## QUOTED TEXT
To provide a penalty analysis of a consumer data set, that is to investigate how liking or acceptability of product decreases when product attributes are not at the optimal intensity.
Note: for EyeOpenR to read your data, the first five columns must include the following in the specified order: Assessor, Product, Session, Replica and Sequence. Sensory attributes or consumer variables start from column six (Column F). If there is no session, replica or sequence information available, the user should input a value of “1” in each cell in the column that contains no collected information. See the example ‘Consumer.xlsx’ dataset for more information.
Penalty Analysis (JAR and CATA)
Penalty Analysis (PA) is a popular consumer science analysis method. It examines how liking or acceptability of product decreases when product attributes are not at the optimal intensity. Liking is typically measured using on a 7- or 9pt- scale, while attribute intensities are measured using either just about right (JAR) or check all that apply (CATA; binary) scales. Note, both liking and product attribute data are provided by the same consumer.
JAR questions ask the consumer to rate the intensity of a specified attribute in a product on an agreement scale, the most common being a five- point scale: much too little, too little, just about right, too much and much too much. Although other variants exist (e.g., 7-point JAR ), all pivot around a central about right response. For CATA data the scale is binary: the attribute is either perceived (1) or absent (0).
PA works by firstly assessing the distribution of JAR/CATA responses for each level of the respective scale: the absolute number and percentage of consumers that responded to each level of response are calculated. For JAR data, some pre-processing follows: it is most common to merge categories to form three final levels for subsequent analysis: too little, about right and too much. Thus, levels much too little and too little are collapsed into one level of response, as are too much and much too much into another. This is also true of the variants of the JAR scale: levels are collapsed to form three levels. EyeOpenR accepts a variety of JAR scales and will pre-process the data automatically. No pre-processing is required for CATA data.
After collapsing the JAR data to three levels, the mean liking of a product is calculated for each of the three level. For example, the mean liking is obtained for all consumers who report Product X to have too little of attribute Y, about right intensity of Y, and too much of attribute Y. There are now three mean scores per attribute, per product. The same protocol occurs for CATA data: mean liking is compared between those that report an attribute present vs. absent. Thus, for CATA data there are now two mean scores per attribute, per product.
PA for JAR data continues by calculating the difference in mean liking between about right and the two non-optimal means. These are known as penalties and mean drops in the literature. A weighted penalty is also computed, which multiplies the proportion of consumers by the mean drop. For CATA data, the difference in means is known as mean impact: it represents the difference in liking due to an attribute being present vs. absent in a product.

Element boundary listing
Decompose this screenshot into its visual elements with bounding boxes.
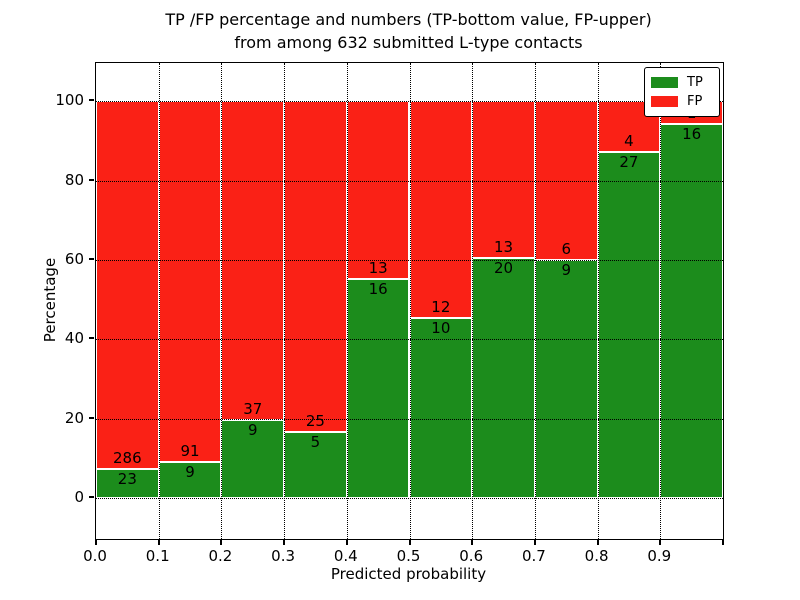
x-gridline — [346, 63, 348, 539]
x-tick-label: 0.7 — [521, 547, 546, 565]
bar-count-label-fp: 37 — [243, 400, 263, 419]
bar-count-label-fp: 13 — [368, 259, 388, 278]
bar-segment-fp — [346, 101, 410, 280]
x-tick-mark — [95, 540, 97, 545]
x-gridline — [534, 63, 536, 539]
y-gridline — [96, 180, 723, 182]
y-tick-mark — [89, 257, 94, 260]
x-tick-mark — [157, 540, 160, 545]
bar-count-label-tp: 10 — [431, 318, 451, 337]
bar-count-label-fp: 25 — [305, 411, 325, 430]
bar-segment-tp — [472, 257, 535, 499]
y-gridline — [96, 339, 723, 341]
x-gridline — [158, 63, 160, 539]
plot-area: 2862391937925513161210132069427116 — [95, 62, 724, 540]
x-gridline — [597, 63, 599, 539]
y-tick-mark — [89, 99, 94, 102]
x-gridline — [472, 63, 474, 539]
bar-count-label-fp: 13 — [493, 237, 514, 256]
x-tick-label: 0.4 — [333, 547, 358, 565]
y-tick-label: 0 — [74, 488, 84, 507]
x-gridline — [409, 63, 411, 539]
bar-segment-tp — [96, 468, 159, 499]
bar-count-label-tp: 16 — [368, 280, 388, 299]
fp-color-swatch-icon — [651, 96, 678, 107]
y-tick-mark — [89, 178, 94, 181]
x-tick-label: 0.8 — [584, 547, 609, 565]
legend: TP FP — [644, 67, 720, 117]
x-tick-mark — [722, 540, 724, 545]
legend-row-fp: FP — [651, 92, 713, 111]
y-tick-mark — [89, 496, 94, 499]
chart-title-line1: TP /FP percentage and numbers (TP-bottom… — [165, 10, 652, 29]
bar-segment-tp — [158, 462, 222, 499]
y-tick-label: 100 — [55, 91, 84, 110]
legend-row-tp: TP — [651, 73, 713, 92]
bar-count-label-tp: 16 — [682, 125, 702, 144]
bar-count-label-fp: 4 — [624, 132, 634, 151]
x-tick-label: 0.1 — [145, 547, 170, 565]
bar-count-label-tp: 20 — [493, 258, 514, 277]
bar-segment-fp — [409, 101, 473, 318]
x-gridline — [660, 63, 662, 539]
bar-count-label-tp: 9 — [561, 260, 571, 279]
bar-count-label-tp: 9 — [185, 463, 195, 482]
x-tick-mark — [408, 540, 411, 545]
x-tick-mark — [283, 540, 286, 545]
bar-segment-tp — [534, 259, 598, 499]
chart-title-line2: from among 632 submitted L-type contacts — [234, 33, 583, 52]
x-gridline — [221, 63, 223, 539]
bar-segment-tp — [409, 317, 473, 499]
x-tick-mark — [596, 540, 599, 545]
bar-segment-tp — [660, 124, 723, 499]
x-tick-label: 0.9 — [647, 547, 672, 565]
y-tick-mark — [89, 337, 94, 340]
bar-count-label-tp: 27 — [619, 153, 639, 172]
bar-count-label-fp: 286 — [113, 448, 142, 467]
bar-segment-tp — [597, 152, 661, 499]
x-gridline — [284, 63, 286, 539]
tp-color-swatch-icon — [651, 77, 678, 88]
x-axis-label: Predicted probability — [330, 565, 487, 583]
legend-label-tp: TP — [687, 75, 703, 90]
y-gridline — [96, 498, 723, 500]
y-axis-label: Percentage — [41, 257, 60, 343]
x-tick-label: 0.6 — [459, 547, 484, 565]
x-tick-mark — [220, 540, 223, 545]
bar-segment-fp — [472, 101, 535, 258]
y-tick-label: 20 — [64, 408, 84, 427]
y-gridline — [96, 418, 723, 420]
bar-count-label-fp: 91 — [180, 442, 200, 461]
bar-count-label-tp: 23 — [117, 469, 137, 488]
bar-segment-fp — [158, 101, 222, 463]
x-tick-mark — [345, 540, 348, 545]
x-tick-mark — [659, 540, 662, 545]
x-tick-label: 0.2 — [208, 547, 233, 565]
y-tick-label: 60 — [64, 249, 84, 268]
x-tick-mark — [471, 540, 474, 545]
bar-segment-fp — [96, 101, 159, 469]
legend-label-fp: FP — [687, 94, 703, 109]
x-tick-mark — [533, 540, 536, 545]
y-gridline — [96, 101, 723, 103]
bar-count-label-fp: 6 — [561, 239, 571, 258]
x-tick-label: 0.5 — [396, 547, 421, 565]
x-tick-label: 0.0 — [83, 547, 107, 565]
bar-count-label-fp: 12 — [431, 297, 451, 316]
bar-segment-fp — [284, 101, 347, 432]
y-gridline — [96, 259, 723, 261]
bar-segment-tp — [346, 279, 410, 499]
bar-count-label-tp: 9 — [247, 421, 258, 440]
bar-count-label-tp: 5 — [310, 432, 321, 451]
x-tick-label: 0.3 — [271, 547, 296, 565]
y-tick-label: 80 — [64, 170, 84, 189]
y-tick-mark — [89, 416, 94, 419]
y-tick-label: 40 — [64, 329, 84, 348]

## STATED GOAL A
In the penalty analysis text, what two quantities are multiplied to compute a weighted penalty?
## STATED GOAL B
Carry on the penalty analysis text, starting after its final sentence.

## RIGHT ANSWER A
The proportion of consumers and the mean drop.

## RIGHT ANSWER B
In summary, there are two important steps in PA: firstly, to calculate the distribution of responses across the respective scale used; secondly, to calculate the mean drop/impact (the difference in liking) for consumers responding too little/much vs. about right (JAR) or present vs. absent (CATA). Regarding proportions, in the case of JAR it is unreasonable to expect all consumers to rate an attribute (e.g., sweetness) as about right. A general rule of thumb is that the no more than 20% should report either too little or too much and that these proportions (too little and too much) should be roughly the same size (i.e., both less than 20% and both approximately equal). If there is less than this threshold reporting non optimal intensity then, in general, the attribute is deemed to be sufficiently about right level for a majority of consumers.
If more than a chosen threshold report non-optimal intensity, then it is important to understand if there is a difference in liking between this group vs. those reporting about right. In general, a mean drop of 1 or more (using a 9pt hedonic scale) is interpreted as business-relevant, although this varies. Nonetheless, a relatively high mean drop combined with a high proportion of consumers reporting non-optimal intensity is cause for concern.
For CATA data, it is unreasonable that 0 or 100% of consumers report that a product has a particular attribute, as the meaning of that attribute is different to different consumers. Nevertheless, the same principles apply as with JAR data: firstly, one inspects the distribution of proportions of absent/present responses. A 20% threshold is often used, meaning that 20% of consumers must detect an attribute as present for penalties to be interpreted. A large mean impact indicates the attribute being present/absent is important for consumer liking: it is crucial to correctly interpret the means of absent and present categories to determine the direction.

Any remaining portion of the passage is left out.